Records:

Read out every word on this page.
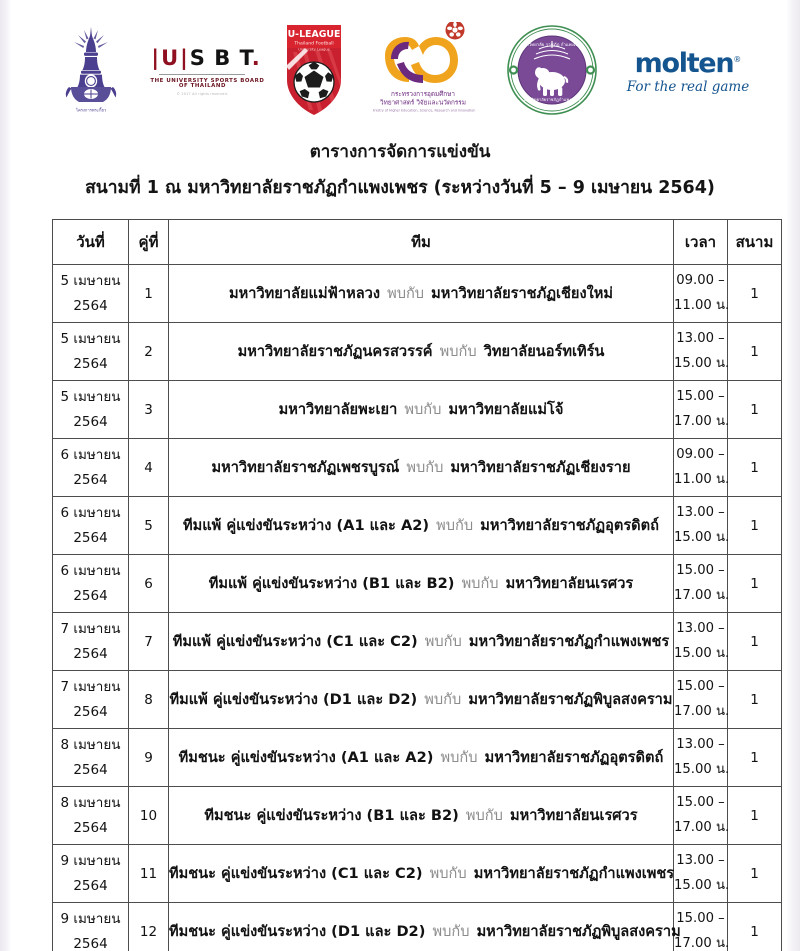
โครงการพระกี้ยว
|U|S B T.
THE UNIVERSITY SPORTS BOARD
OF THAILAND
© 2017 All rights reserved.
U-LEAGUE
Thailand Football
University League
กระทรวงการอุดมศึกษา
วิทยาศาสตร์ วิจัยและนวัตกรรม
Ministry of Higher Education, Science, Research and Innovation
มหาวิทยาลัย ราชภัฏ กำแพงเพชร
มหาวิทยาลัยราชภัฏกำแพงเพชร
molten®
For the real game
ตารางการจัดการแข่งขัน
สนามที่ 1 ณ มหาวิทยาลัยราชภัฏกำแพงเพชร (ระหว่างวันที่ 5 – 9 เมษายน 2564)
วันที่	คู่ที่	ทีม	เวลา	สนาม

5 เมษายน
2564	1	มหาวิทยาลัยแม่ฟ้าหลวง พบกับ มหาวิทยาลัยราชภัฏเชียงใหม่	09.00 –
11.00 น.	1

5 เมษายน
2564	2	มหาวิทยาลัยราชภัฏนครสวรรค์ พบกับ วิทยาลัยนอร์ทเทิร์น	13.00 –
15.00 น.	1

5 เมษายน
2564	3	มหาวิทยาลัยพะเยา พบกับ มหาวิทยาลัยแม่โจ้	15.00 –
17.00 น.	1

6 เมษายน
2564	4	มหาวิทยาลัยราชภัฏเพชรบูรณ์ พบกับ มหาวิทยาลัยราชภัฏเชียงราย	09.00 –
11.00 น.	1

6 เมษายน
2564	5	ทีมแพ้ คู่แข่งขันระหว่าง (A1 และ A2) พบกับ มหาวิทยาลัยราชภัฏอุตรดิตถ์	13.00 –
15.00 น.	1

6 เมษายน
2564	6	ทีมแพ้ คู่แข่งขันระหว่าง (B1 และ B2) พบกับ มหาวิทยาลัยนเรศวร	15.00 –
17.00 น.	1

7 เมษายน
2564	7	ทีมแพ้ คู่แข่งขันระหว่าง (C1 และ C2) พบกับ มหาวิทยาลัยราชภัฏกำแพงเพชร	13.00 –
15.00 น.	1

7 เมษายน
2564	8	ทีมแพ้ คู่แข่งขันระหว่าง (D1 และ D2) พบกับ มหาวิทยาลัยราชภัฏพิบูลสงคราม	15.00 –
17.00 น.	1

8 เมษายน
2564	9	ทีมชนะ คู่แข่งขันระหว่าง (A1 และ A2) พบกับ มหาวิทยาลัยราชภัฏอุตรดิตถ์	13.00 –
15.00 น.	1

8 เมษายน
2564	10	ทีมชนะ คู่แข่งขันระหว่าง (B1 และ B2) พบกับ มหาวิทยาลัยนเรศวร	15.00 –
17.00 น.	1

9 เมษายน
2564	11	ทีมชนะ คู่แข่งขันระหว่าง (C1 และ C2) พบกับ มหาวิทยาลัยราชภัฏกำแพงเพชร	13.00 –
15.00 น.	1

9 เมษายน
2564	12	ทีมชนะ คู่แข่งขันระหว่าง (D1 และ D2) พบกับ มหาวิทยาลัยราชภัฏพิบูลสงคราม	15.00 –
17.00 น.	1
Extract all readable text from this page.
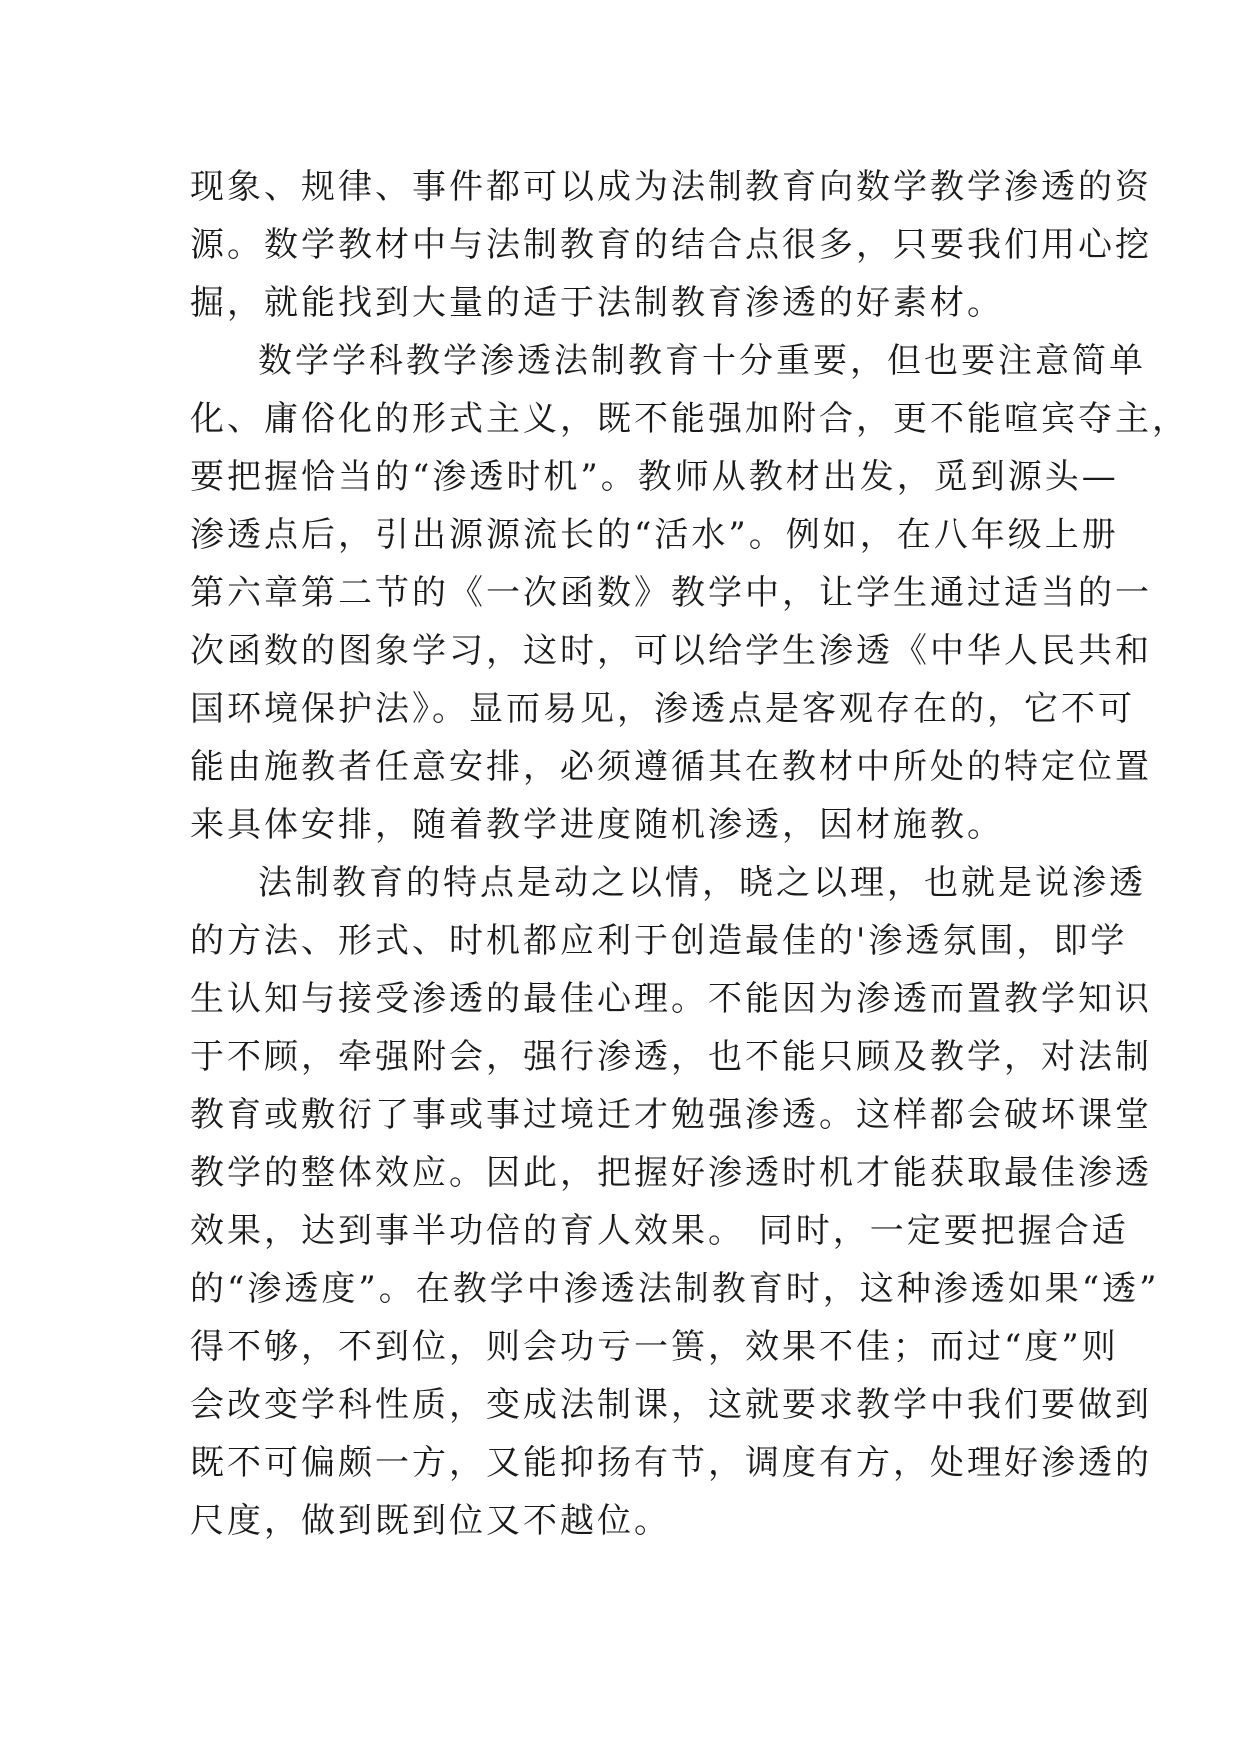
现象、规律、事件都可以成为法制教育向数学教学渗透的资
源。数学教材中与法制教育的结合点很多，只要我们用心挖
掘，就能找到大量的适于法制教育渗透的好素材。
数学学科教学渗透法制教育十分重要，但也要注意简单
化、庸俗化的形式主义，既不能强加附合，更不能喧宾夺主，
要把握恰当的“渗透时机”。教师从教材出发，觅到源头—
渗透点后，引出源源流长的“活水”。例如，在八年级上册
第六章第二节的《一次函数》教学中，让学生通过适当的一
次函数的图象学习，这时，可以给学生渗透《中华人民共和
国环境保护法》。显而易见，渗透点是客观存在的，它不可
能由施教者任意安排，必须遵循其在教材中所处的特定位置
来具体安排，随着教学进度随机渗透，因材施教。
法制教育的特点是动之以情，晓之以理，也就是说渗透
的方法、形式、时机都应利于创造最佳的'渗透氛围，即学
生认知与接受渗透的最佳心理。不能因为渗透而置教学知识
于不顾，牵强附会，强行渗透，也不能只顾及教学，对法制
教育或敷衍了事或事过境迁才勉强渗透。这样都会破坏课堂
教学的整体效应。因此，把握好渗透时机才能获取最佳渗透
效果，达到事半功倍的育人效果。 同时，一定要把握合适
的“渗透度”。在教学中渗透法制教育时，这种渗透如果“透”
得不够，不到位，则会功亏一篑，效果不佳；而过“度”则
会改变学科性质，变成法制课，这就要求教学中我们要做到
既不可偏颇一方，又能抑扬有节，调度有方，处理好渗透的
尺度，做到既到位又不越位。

---

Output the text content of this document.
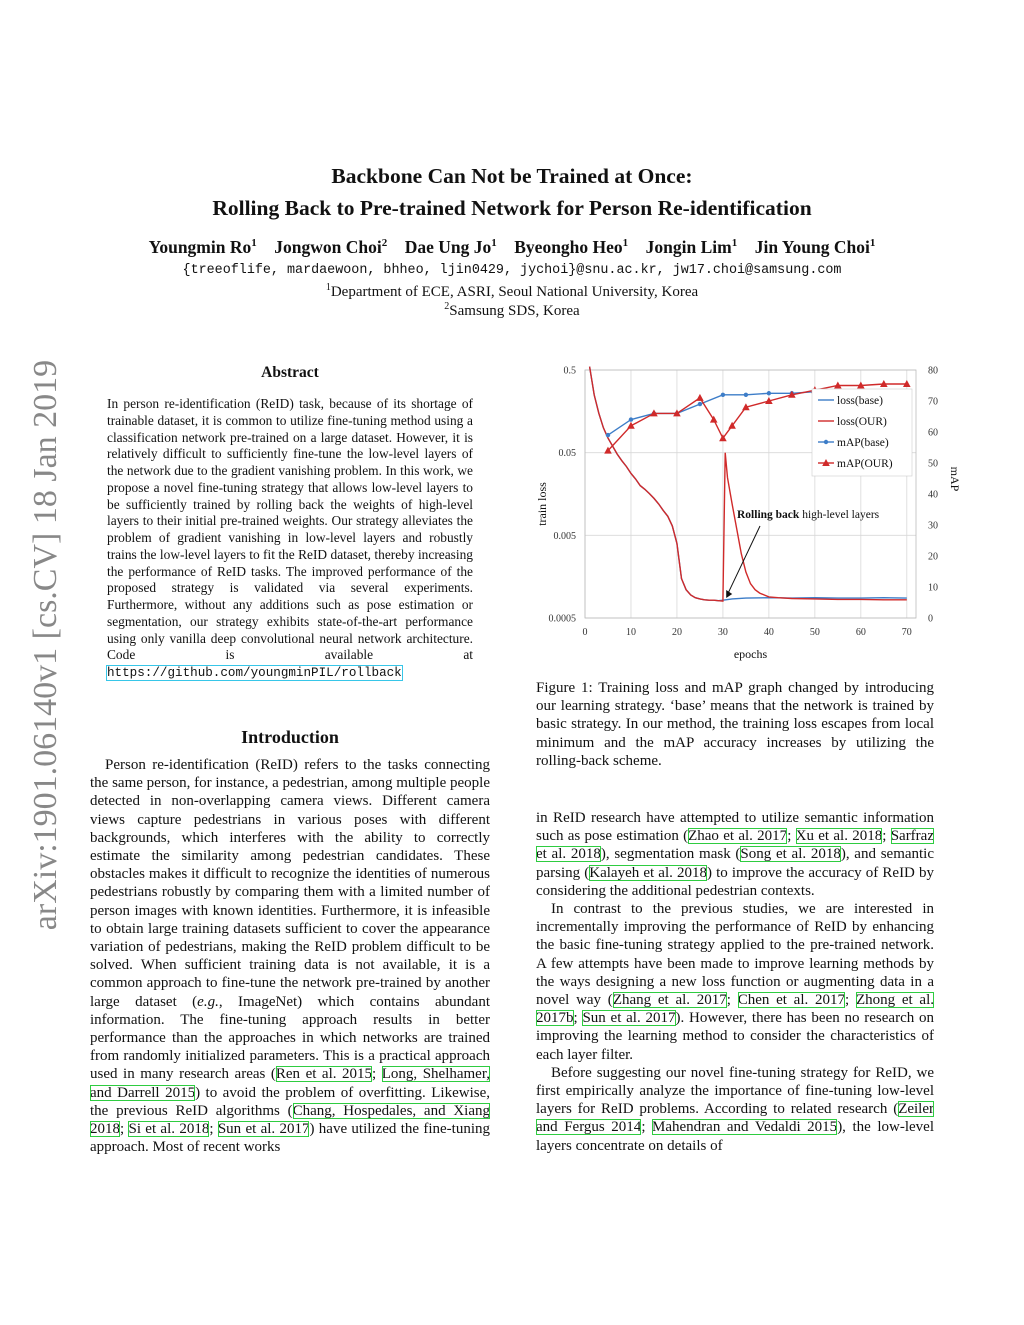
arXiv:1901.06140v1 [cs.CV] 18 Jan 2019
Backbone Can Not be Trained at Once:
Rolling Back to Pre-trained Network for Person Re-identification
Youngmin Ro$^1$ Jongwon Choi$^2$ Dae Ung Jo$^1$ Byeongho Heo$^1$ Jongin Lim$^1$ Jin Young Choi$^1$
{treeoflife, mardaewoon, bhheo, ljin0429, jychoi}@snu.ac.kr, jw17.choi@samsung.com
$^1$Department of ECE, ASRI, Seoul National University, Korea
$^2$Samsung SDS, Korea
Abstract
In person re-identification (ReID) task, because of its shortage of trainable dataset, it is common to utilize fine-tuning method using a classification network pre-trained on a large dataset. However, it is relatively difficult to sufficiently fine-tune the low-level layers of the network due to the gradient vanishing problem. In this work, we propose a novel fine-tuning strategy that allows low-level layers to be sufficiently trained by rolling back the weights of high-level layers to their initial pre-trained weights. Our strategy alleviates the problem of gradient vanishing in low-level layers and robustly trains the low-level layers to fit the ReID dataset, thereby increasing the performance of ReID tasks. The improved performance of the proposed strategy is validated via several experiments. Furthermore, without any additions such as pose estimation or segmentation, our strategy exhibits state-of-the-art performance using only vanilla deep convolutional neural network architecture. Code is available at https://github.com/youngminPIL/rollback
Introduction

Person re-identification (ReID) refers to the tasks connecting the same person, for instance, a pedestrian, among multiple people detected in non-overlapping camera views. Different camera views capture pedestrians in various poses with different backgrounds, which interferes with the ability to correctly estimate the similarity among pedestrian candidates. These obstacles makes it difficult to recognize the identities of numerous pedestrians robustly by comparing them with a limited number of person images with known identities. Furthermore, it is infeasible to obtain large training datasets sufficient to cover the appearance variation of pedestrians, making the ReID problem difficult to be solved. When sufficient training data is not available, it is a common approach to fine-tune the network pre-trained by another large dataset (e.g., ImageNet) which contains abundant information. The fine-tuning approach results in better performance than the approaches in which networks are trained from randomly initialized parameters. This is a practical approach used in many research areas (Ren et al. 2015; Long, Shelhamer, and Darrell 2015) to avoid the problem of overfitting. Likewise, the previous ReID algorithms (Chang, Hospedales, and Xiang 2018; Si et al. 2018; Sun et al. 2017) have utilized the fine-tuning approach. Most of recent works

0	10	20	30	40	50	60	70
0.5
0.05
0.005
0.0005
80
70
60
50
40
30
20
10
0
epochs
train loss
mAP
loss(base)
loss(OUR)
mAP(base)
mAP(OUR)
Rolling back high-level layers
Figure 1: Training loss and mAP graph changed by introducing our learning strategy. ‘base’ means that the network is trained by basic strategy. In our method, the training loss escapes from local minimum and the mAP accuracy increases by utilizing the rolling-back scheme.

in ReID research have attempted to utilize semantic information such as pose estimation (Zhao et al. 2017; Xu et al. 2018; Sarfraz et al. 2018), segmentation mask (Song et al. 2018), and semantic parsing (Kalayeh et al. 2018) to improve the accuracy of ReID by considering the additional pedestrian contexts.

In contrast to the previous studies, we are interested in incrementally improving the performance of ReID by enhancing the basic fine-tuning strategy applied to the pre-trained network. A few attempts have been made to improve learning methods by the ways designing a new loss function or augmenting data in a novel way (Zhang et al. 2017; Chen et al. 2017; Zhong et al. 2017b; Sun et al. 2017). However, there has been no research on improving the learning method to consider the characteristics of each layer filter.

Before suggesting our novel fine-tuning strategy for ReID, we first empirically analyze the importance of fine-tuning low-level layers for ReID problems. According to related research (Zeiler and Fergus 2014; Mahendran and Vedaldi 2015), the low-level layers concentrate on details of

■ **THE TASK**:
Where a line above contains the string "ลสงคราม", copy that line.

■ **FULL SOLUTION**:
2564	8	ทีมแพ้ คู่แข่งขันระหว่าง (D1 และ D2) พบกับ มหาวิทยาลัยราชภัฏพิบูลสงคราม	15.00 –
2564	12	ทีมชนะ คู่แข่งขันระหว่าง (D1 และ D2) พบกับ มหาวิทยาลัยราชภัฏพิบูลสงคราม	15.00 –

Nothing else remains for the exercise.